• Record extracts
== == ==
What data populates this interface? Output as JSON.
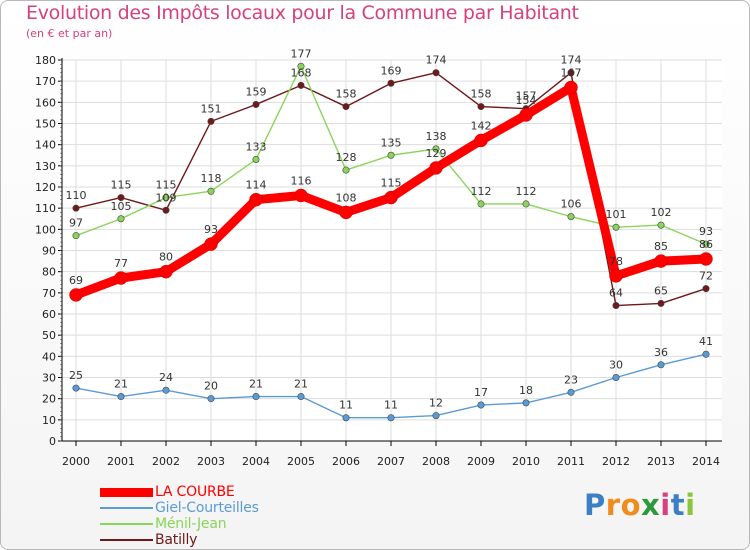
{
  "title": "Evolution des Impôts locaux pour la Commune par Habitant",
  "subtitle": "(en € et par an)",
  "logo": {
    "letters": [
      "P",
      "r",
      "o",
      "x",
      "i",
      "t",
      "i"
    ]
  },
  "colors": {
    "title": "#d6407c",
    "logo": [
      "#3d7fc4",
      "#f08c1c",
      "#f08c1c",
      "#2a9a3a",
      "#d6407c",
      "#3d7fc4",
      "#8bc43d"
    ]
  },
  "chart_data": {
    "type": "line",
    "title": "Evolution des Impôts locaux pour la Commune par Habitant",
    "subtitle": "(en € et par an)",
    "x": [
      "2000",
      "2001",
      "2002",
      "2003",
      "2004",
      "2005",
      "2006",
      "2007",
      "2008",
      "2009",
      "2010",
      "2011",
      "2012",
      "2013",
      "2014"
    ],
    "yticks": [
      "0",
      "10",
      "20",
      "30",
      "40",
      "50",
      "60",
      "70",
      "80",
      "90",
      "100",
      "110",
      "120",
      "130",
      "140",
      "150",
      "160",
      "170",
      "180"
    ],
    "ylim": [
      0,
      180
    ],
    "grid": true,
    "legend": "bottom-left",
    "series": [
      {
        "name": "Batilly",
        "color": "#6e1a1a",
        "values": [
          110,
          115,
          109,
          151,
          159,
          168,
          158,
          169,
          174,
          158,
          157,
          174,
          64,
          65,
          72
        ]
      },
      {
        "name": "Ménil-Jean",
        "color": "#8ad45a",
        "values": [
          97,
          105,
          115,
          118,
          133,
          177,
          128,
          135,
          138,
          112,
          112,
          106,
          101,
          102,
          93
        ]
      },
      {
        "name": "Giel-Courteilles",
        "color": "#5b9bd5",
        "values": [
          25,
          21,
          24,
          20,
          21,
          21,
          11,
          11,
          12,
          17,
          18,
          23,
          30,
          36,
          41
        ]
      },
      {
        "name": "LA COURBE",
        "color": "#ff0000",
        "values": [
          69,
          77,
          80,
          93,
          114,
          116,
          108,
          115,
          129,
          142,
          154,
          167,
          78,
          85,
          86
        ]
      }
    ],
    "legend_order": [
      "LA COURBE",
      "Giel-Courteilles",
      "Ménil-Jean",
      "Batilly"
    ]
  }
}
== == ==
• Written problem
Quote in full the listing given above; the images are to be left out.

• Task output
What data populates this interface? Output as JSON.
{
  "title": "Evolution des Impôts locaux pour la Commune par Habitant",
  "subtitle": "(en € et par an)",
  "logo": {
    "letters": [
      "P",
      "r",
      "o",
      "x",
      "i",
      "t",
      "i"
    ]
  },
  "colors": {
    "title": "#d6407c",
    "logo": [
      "#3d7fc4",
      "#f08c1c",
      "#f08c1c",
      "#2a9a3a",
      "#d6407c",
      "#3d7fc4",
      "#8bc43d"
    ]
  },
  "chart_data": {
    "type": "line",
    "title": "Evolution des Impôts locaux pour la Commune par Habitant",
    "subtitle": "(en € et par an)",
    "x": [
      "2000",
      "2001",
      "2002",
      "2003",
      "2004",
      "2005",
      "2006",
      "2007",
      "2008",
      "2009",
      "2010",
      "2011",
      "2012",
      "2013",
      "2014"
    ],
    "yticks": [
      "0",
      "10",
      "20",
      "30",
      "40",
      "50",
      "60",
      "70",
      "80",
      "90",
      "100",
      "110",
      "120",
      "130",
      "140",
      "150",
      "160",
      "170",
      "180"
    ],
    "ylim": [
      0,
      180
    ],
    "grid": true,
    "legend": "bottom-left",
    "series": [
      {
        "name": "Batilly",
        "color": "#6e1a1a",
        "values": [
          110,
          115,
          109,
          151,
          159,
          168,
          158,
          169,
          174,
          158,
          157,
          174,
          64,
          65,
          72
        ]
      },
      {
        "name": "Ménil-Jean",
        "color": "#8ad45a",
        "values": [
          97,
          105,
          115,
          118,
          133,
          177,
          128,
          135,
          138,
          112,
          112,
          106,
          101,
          102,
          93
        ]
      },
      {
        "name": "Giel-Courteilles",
        "color": "#5b9bd5",
        "values": [
          25,
          21,
          24,
          20,
          21,
          21,
          11,
          11,
          12,
          17,
          18,
          23,
          30,
          36,
          41
        ]
      },
      {
        "name": "LA COURBE",
        "color": "#ff0000",
        "values": [
          69,
          77,
          80,
          93,
          114,
          116,
          108,
          115,
          129,
          142,
          154,
          167,
          78,
          85,
          86
        ]
      }
    ],
    "legend_order": [
      "LA COURBE",
      "Giel-Courteilles",
      "Ménil-Jean",
      "Batilly"
    ]
  }
}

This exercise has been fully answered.